● Description of the task
Copy the records below exactly, omitting any pictures they contain.

Data items

- - - - -

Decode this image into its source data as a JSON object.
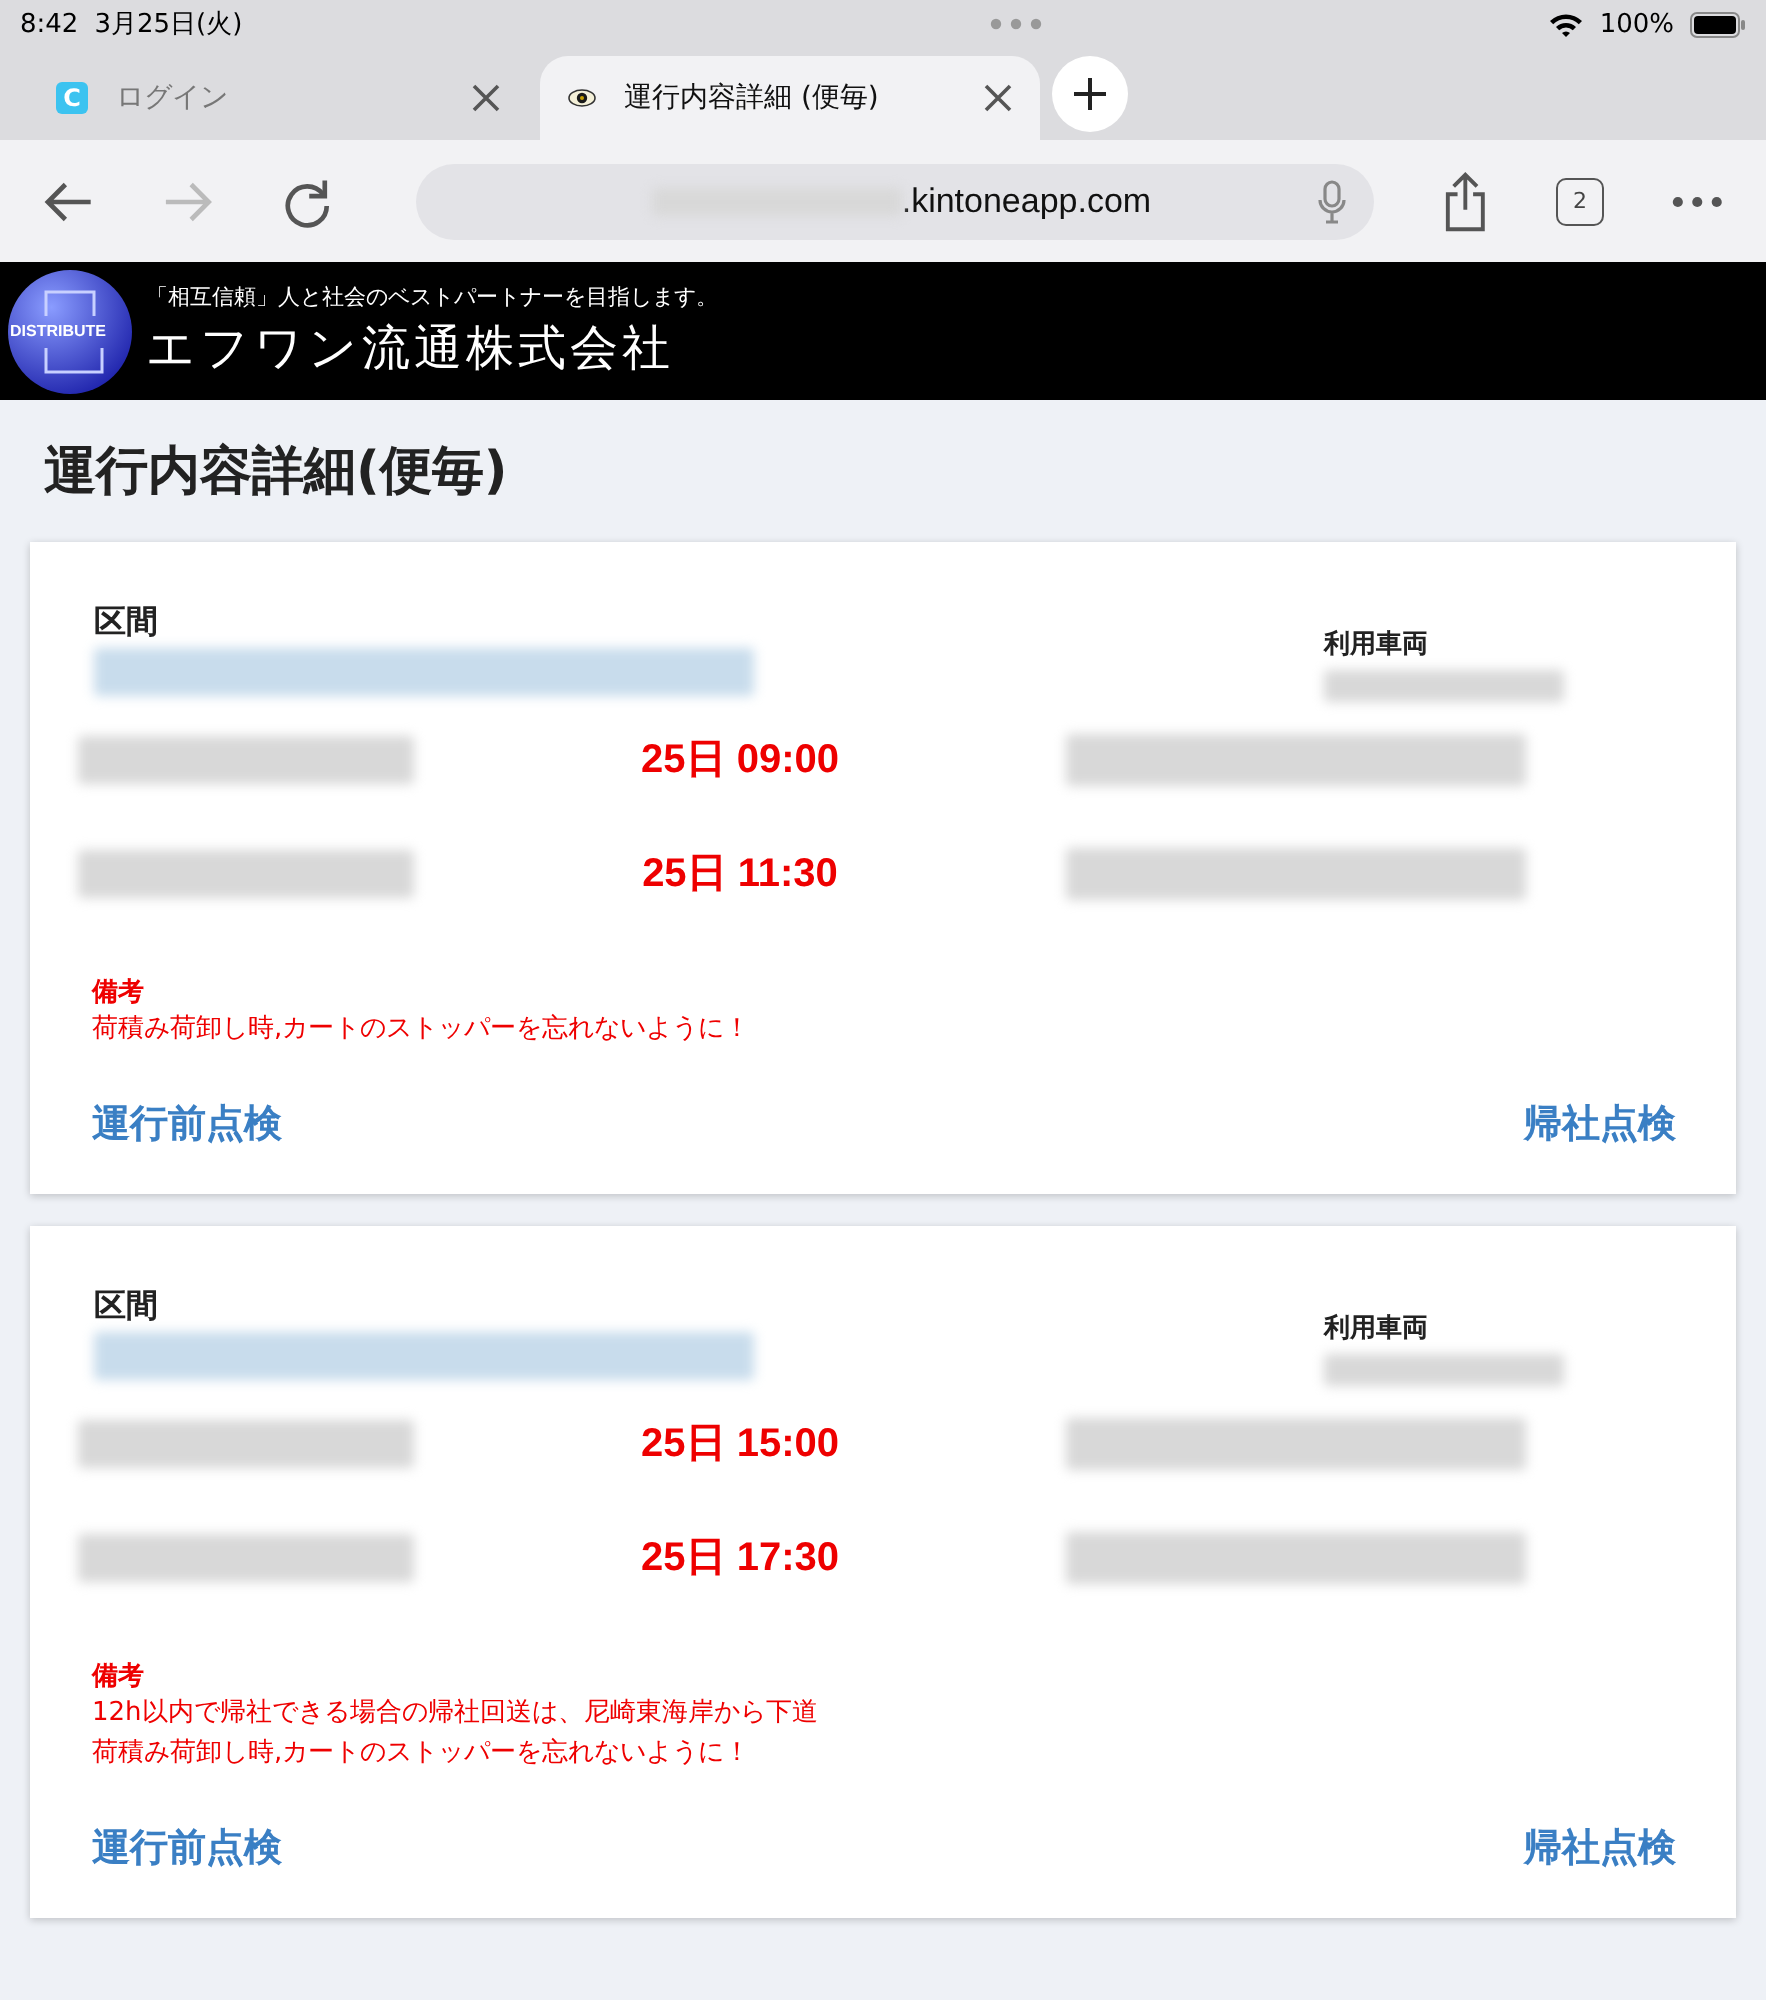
{
  "status_bar": {
    "time": "8:42",
    "date": "3月25日(火)",
    "battery": "100%"
  },
  "tabs": [
    {
      "title": "ログイン",
      "favicon": "C",
      "selected": false
    },
    {
      "title": "運行内容詳細 (便毎)",
      "selected": true
    }
  ],
  "address_bar": {
    "url": ".kintoneapp.com",
    "tab_count": "2"
  },
  "header": {
    "logo_text": "DISTRIBUTE",
    "slogan": "「相互信頼」人と社会のベストパートナーを目指します。",
    "company": "エフワン流通株式会社"
  },
  "page_title": "運行内容詳細(便毎)",
  "cards": [
    {
      "section_label": "区間",
      "vehicle_label": "利用車両",
      "times": [
        "25日 09:00",
        "25日 11:30"
      ],
      "notes_label": "備考",
      "notes": [
        "荷積み荷卸し時,カートのストッパーを忘れないように！"
      ],
      "links": [
        "運行前点検",
        "帰社点検"
      ]
    },
    {
      "section_label": "区間",
      "vehicle_label": "利用車両",
      "times": [
        "25日 15:00",
        "25日 17:30"
      ],
      "notes_label": "備考",
      "notes": [
        "12h以内で帰社できる場合の帰社回送は、尼崎東海岸から下道",
        "荷積み荷卸し時,カートのストッパーを忘れないように！"
      ],
      "links": [
        "運行前点検",
        "帰社点検"
      ]
    }
  ]
}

- - - - -

● The answer
Decode this image into its source data as a JSON object.
{
  "status_bar": {
    "time": "8:42",
    "date": "3月25日(火)",
    "battery": "100%"
  },
  "tabs": [
    {
      "title": "ログイン",
      "favicon": "C",
      "selected": false
    },
    {
      "title": "運行内容詳細 (便毎)",
      "selected": true
    }
  ],
  "address_bar": {
    "url": ".kintoneapp.com",
    "tab_count": "2"
  },
  "header": {
    "logo_text": "DISTRIBUTE",
    "slogan": "「相互信頼」人と社会のベストパートナーを目指します。",
    "company": "エフワン流通株式会社"
  },
  "page_title": "運行内容詳細(便毎)",
  "cards": [
    {
      "section_label": "区間",
      "vehicle_label": "利用車両",
      "times": [
        "25日 09:00",
        "25日 11:30"
      ],
      "notes_label": "備考",
      "notes": [
        "荷積み荷卸し時,カートのストッパーを忘れないように！"
      ],
      "links": [
        "運行前点検",
        "帰社点検"
      ]
    },
    {
      "section_label": "区間",
      "vehicle_label": "利用車両",
      "times": [
        "25日 15:00",
        "25日 17:30"
      ],
      "notes_label": "備考",
      "notes": [
        "12h以内で帰社できる場合の帰社回送は、尼崎東海岸から下道",
        "荷積み荷卸し時,カートのストッパーを忘れないように！"
      ],
      "links": [
        "運行前点検",
        "帰社点検"
      ]
    }
  ]
}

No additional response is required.